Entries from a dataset
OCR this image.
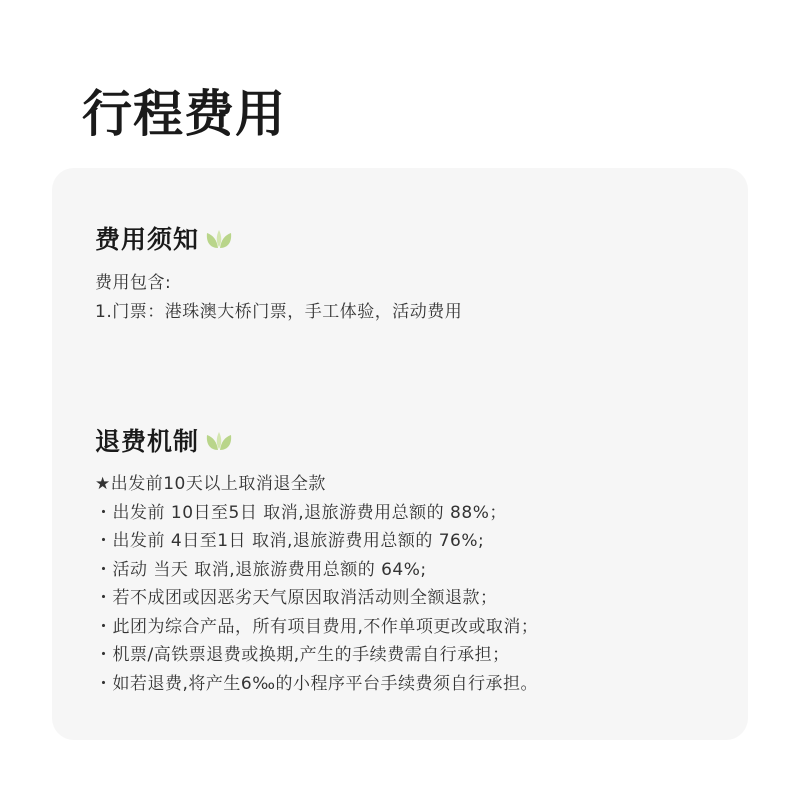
行程费用
费用须知
费用包含:
1.门票：港珠澳大桥门票，手工体验，活动费用
退费机制
★出发前10天以上取消退全款
・出发前 10日至5日 取消,退旅游费用总额的 88%；
・出发前 4日至1日 取消,退旅游费用总额的 76%;
・活动 当天 取消,退旅游费用总额的 64%;
・若不成团或因恶劣天气原因取消活动则全额退款；
・此团为综合产品，所有项目费用,不作单项更改或取消；
・机票/高铁票退费或换期,产生的手续费需自行承担；
・如若退费,将产生6‰的小程序平台手续费须自行承担。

Description of the task:
Transcribe the listing above verbatim. Omit the pictures.

Response below:
OCR this image.
行程费用
费用须知
费用包含:
1.门票：港珠澳大桥门票，手工体验，活动费用
退费机制
★出发前10天以上取消退全款
・出发前 10日至5日 取消,退旅游费用总额的 88%；
・出发前 4日至1日 取消,退旅游费用总额的 76%;
・活动 当天 取消,退旅游费用总额的 64%;
・若不成团或因恶劣天气原因取消活动则全额退款；
・此团为综合产品，所有项目费用,不作单项更改或取消；
・机票/高铁票退费或换期,产生的手续费需自行承担；
・如若退费,将产生6‰的小程序平台手续费须自行承担。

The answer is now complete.